>> START Records provided
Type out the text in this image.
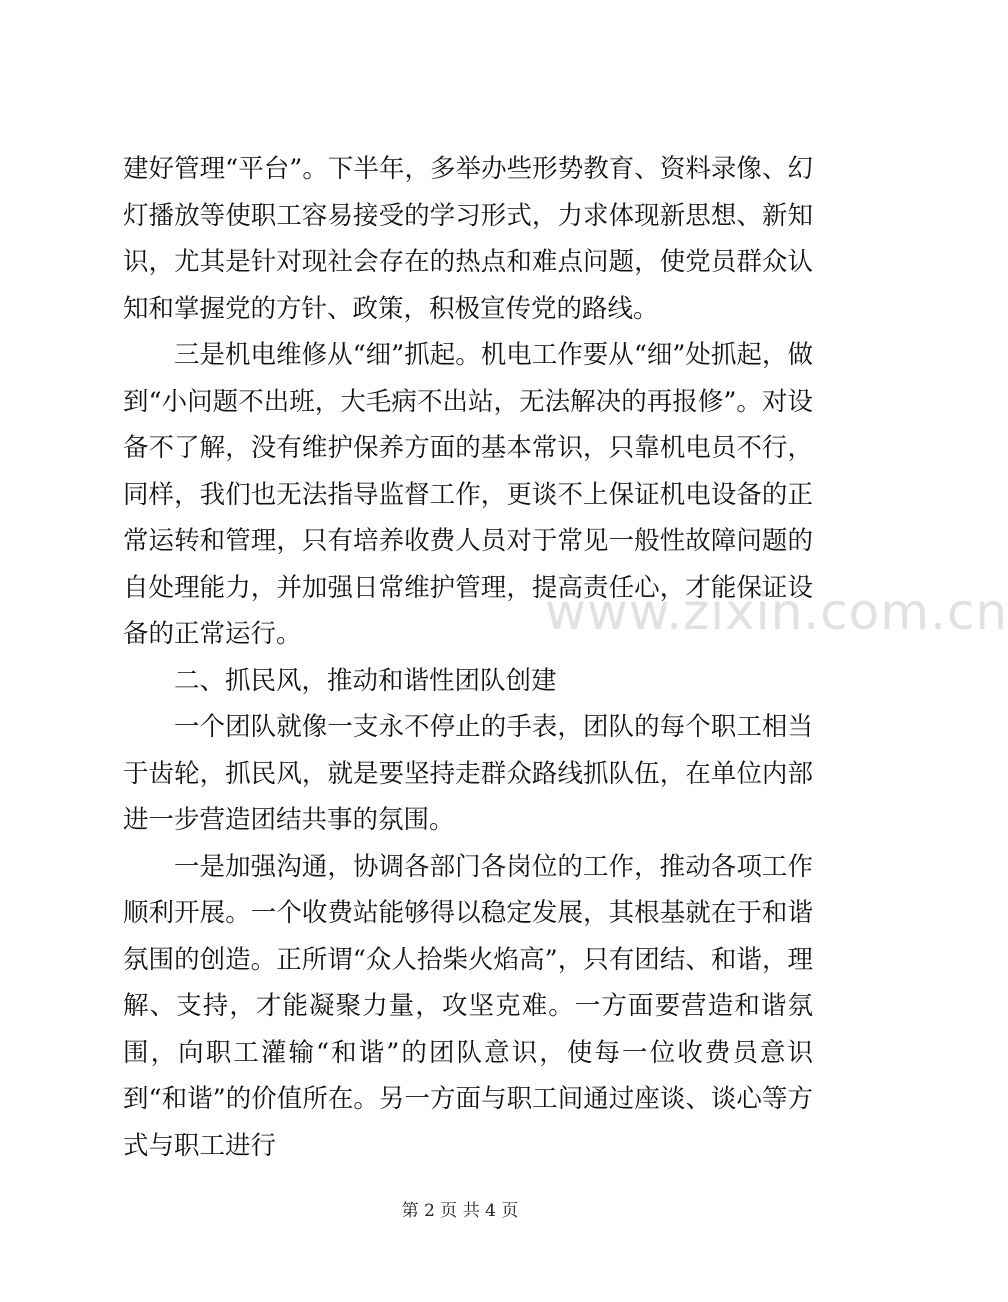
建好管理“平台”。下半年，多举办些形势教育、资料录像、幻灯播放等使职工容易接受的学习形式，力求体现新思想、新知识，尤其是针对现社会存在的热点和难点问题，使党员群众认知和掌握党的方针、政策，积极宣传党的路线。

三是机电维修从“细”抓起。机电工作要从“细”处抓起，做到“小问题不出班，大毛病不出站，无法解决的再报修”。对设备不了解，没有维护保养方面的基本常识，只靠机电员不行，同样，我们也无法指导监督工作，更谈不上保证机电设备的正常运转和管理，只有培养收费人员对于常见一般性故障问题的自处理能力，并加强日常维护管理，提高责任心，才能保证设备的正常运行。

二、抓民风，推动和谐性团队创建

一个团队就像一支永不停止的手表，团队的每个职工相当于齿轮，抓民风，就是要坚持走群众路线抓队伍，在单位内部进一步营造团结共事的氛围。

一是加强沟通，协调各部门各岗位的工作，推动各项工作顺利开展。一个收费站能够得以稳定发展，其根基就在于和谐氛围的创造。正所谓“众人拾柴火焰高”，只有团结、和谐，理解、支持，才能凝聚力量，攻坚克难。一方面要营造和谐氛围，向职工灌输“和谐”的团队意识，使每一位收费员意识到“和谐”的价值所在。另一方面与职工间通过座谈、谈心等方式与职工进行

www.zixin.com.cn
第 2 页 共 4 页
>> END Records provided
Brief
Omit every picture while copying the listing above exactly.

Correct response
Type out the text in this image.
建好管理“平台”。下半年，多举办些形势教育、资料录像、幻灯播放等使职工容易接受的学习形式，力求体现新思想、新知识，尤其是针对现社会存在的热点和难点问题，使党员群众认知和掌握党的方针、政策，积极宣传党的路线。

三是机电维修从“细”抓起。机电工作要从“细”处抓起，做到“小问题不出班，大毛病不出站，无法解决的再报修”。对设备不了解，没有维护保养方面的基本常识，只靠机电员不行，同样，我们也无法指导监督工作，更谈不上保证机电设备的正常运转和管理，只有培养收费人员对于常见一般性故障问题的自处理能力，并加强日常维护管理，提高责任心，才能保证设备的正常运行。

二、抓民风，推动和谐性团队创建

一个团队就像一支永不停止的手表，团队的每个职工相当于齿轮，抓民风，就是要坚持走群众路线抓队伍，在单位内部进一步营造团结共事的氛围。

一是加强沟通，协调各部门各岗位的工作，推动各项工作顺利开展。一个收费站能够得以稳定发展，其根基就在于和谐氛围的创造。正所谓“众人拾柴火焰高”，只有团结、和谐，理解、支持，才能凝聚力量，攻坚克难。一方面要营造和谐氛围，向职工灌输“和谐”的团队意识，使每一位收费员意识到“和谐”的价值所在。另一方面与职工间通过座谈、谈心等方式与职工进行

www.zixin.com.cn
第 2 页 共 4 页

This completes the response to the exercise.